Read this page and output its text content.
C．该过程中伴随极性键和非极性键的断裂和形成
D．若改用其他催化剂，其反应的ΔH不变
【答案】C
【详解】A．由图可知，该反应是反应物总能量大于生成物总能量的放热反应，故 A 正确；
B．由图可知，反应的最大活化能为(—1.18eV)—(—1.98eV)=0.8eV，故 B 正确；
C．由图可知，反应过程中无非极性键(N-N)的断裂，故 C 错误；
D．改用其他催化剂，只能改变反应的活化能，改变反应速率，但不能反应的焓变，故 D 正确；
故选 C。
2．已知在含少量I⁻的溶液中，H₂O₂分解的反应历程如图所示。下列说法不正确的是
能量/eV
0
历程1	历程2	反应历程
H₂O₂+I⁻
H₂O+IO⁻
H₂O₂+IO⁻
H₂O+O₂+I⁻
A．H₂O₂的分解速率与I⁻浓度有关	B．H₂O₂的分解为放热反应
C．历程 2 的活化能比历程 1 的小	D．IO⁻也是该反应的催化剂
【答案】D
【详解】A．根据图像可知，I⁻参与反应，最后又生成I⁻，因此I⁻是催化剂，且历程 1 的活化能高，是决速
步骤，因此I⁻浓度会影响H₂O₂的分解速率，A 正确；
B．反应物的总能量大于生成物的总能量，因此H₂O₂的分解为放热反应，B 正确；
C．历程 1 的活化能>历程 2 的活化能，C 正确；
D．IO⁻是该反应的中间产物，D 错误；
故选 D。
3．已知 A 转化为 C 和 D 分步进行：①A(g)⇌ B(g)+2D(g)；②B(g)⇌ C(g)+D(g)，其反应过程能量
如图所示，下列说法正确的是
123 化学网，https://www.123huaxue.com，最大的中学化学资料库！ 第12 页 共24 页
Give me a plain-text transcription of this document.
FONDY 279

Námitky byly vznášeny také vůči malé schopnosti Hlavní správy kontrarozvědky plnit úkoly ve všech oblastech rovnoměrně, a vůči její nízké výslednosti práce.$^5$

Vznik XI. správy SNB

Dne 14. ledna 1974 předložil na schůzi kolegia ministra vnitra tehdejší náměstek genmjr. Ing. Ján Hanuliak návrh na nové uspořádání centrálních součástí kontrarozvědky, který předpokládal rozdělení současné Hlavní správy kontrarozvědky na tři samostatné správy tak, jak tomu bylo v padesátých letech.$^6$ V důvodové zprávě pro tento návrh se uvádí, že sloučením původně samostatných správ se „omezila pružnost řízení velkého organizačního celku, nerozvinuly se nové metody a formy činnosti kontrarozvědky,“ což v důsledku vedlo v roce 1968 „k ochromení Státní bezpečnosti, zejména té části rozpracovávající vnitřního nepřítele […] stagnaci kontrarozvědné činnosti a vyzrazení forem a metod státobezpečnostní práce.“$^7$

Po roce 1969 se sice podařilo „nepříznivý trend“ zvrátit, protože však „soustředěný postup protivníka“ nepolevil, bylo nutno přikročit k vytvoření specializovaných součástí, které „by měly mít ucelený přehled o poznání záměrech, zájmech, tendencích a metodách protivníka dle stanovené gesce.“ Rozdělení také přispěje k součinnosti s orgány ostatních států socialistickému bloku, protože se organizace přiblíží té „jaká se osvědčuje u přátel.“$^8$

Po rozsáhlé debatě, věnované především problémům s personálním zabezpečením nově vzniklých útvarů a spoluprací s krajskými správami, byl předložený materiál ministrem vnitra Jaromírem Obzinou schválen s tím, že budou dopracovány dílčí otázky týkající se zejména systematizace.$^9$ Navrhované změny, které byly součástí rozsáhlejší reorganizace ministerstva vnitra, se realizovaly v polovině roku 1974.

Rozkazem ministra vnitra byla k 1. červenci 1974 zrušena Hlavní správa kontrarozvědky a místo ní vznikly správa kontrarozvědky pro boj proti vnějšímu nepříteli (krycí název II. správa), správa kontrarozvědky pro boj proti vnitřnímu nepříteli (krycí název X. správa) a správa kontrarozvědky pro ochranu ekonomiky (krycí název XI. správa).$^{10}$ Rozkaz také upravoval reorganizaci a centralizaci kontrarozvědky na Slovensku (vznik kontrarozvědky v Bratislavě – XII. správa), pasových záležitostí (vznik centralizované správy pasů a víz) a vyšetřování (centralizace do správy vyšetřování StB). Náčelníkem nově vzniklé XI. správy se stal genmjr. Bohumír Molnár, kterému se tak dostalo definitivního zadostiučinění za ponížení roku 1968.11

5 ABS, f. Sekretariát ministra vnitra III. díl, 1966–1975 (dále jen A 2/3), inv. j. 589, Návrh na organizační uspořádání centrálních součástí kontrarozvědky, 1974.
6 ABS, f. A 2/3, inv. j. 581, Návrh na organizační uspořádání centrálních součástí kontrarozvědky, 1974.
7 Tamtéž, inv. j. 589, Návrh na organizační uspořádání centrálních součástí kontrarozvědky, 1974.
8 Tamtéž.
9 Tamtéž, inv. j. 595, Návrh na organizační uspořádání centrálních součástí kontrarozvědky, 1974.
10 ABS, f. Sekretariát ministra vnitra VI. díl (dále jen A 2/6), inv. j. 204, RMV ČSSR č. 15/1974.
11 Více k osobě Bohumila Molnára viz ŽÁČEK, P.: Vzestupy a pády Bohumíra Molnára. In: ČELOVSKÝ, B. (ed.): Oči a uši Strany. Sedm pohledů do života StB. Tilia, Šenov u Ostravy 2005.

# Request
Copy each line of the data above without altering a single character.

# Result of the task
Read this page and output its text content.
C．该过程中伴随极性键和非极性键的断裂和形成
D．若改用其他催化剂，其反应的ΔH不变
【答案】C
【详解】A．由图可知，该反应是反应物总能量大于生成物总能量的放热反应，故 A 正确；
B．由图可知，反应的最大活化能为(—1.18eV)—(—1.98eV)=0.8eV，故 B 正确；
C．由图可知，反应过程中无非极性键(N-N)的断裂，故 C 错误；
D．改用其他催化剂，只能改变反应的活化能，改变反应速率，但不能反应的焓变，故 D 正确；
故选 C。
2．已知在含少量I⁻的溶液中，H₂O₂分解的反应历程如图所示。下列说法不正确的是
能量/eV
0
历程1	历程2	反应历程
H₂O₂+I⁻
H₂O+IO⁻
H₂O₂+IO⁻
H₂O+O₂+I⁻
A．H₂O₂的分解速率与I⁻浓度有关	B．H₂O₂的分解为放热反应
C．历程 2 的活化能比历程 1 的小	D．IO⁻也是该反应的催化剂
【答案】D
【详解】A．根据图像可知，I⁻参与反应，最后又生成I⁻，因此I⁻是催化剂，且历程 1 的活化能高，是决速
步骤，因此I⁻浓度会影响H₂O₂的分解速率，A 正确；
B．反应物的总能量大于生成物的总能量，因此H₂O₂的分解为放热反应，B 正确；
C．历程 1 的活化能>历程 2 的活化能，C 正确；
D．IO⁻是该反应的中间产物，D 错误；
故选 D。
3．已知 A 转化为 C 和 D 分步进行：①A(g)⇌ B(g)+2D(g)；②B(g)⇌ C(g)+D(g)，其反应过程能量
如图所示，下列说法正确的是
123 化学网，https://www.123huaxue.com，最大的中学化学资料库！ 第12 页 共24 页
Give me a plain-text transcription of this document.
FONDY 279

Námitky byly vznášeny také vůči malé schopnosti Hlavní správy kontrarozvědky plnit úkoly ve všech oblastech rovnoměrně, a vůči její nízké výslednosti práce.$^5$

Vznik XI. správy SNB

Dne 14. ledna 1974 předložil na schůzi kolegia ministra vnitra tehdejší náměstek genmjr. Ing. Ján Hanuliak návrh na nové uspořádání centrálních součástí kontrarozvědky, který předpokládal rozdělení současné Hlavní správy kontrarozvědky na tři samostatné správy tak, jak tomu bylo v padesátých letech.$^6$ V důvodové zprávě pro tento návrh se uvádí, že sloučením původně samostatných správ se „omezila pružnost řízení velkého organizačního celku, nerozvinuly se nové metody a formy činnosti kontrarozvědky,“ což v důsledku vedlo v roce 1968 „k ochromení Státní bezpečnosti, zejména té části rozpracovávající vnitřního nepřítele […] stagnaci kontrarozvědné činnosti a vyzrazení forem a metod státobezpečnostní práce.“$^7$

Po roce 1969 se sice podařilo „nepříznivý trend“ zvrátit, protože však „soustředěný postup protivníka“ nepolevil, bylo nutno přikročit k vytvoření specializovaných součástí, které „by měly mít ucelený přehled o poznání záměrech, zájmech, tendencích a metodách protivníka dle stanovené gesce.“ Rozdělení také přispěje k součinnosti s orgány ostatních států socialistickému bloku, protože se organizace přiblíží té „jaká se osvědčuje u přátel.“$^8$

Po rozsáhlé debatě, věnované především problémům s personálním zabezpečením nově vzniklých útvarů a spoluprací s krajskými správami, byl předložený materiál ministrem vnitra Jaromírem Obzinou schválen s tím, že budou dopracovány dílčí otázky týkající se zejména systematizace.$^9$ Navrhované změny, které byly součástí rozsáhlejší reorganizace ministerstva vnitra, se realizovaly v polovině roku 1974.

Rozkazem ministra vnitra byla k 1. červenci 1974 zrušena Hlavní správa kontrarozvědky a místo ní vznikly správa kontrarozvědky pro boj proti vnějšímu nepříteli (krycí název II. správa), správa kontrarozvědky pro boj proti vnitřnímu nepříteli (krycí název X. správa) a správa kontrarozvědky pro ochranu ekonomiky (krycí název XI. správa).$^{10}$ Rozkaz také upravoval reorganizaci a centralizaci kontrarozvědky na Slovensku (vznik kontrarozvědky v Bratislavě – XII. správa), pasových záležitostí (vznik centralizované správy pasů a víz) a vyšetřování (centralizace do správy vyšetřování StB). Náčelníkem nově vzniklé XI. správy se stal genmjr. Bohumír Molnár, kterému se tak dostalo definitivního zadostiučinění za ponížení roku 1968.11

5 ABS, f. Sekretariát ministra vnitra III. díl, 1966–1975 (dále jen A 2/3), inv. j. 589, Návrh na organizační uspořádání centrálních součástí kontrarozvědky, 1974.
6 ABS, f. A 2/3, inv. j. 581, Návrh na organizační uspořádání centrálních součástí kontrarozvědky, 1974.
7 Tamtéž, inv. j. 589, Návrh na organizační uspořádání centrálních součástí kontrarozvědky, 1974.
8 Tamtéž.
9 Tamtéž, inv. j. 595, Návrh na organizační uspořádání centrálních součástí kontrarozvědky, 1974.
10 ABS, f. Sekretariát ministra vnitra VI. díl (dále jen A 2/6), inv. j. 204, RMV ČSSR č. 15/1974.
11 Více k osobě Bohumila Molnára viz ŽÁČEK, P.: Vzestupy a pády Bohumíra Molnára. In: ČELOVSKÝ, B. (ed.): Oči a uši Strany. Sedm pohledů do života StB. Tilia, Šenov u Ostravy 2005.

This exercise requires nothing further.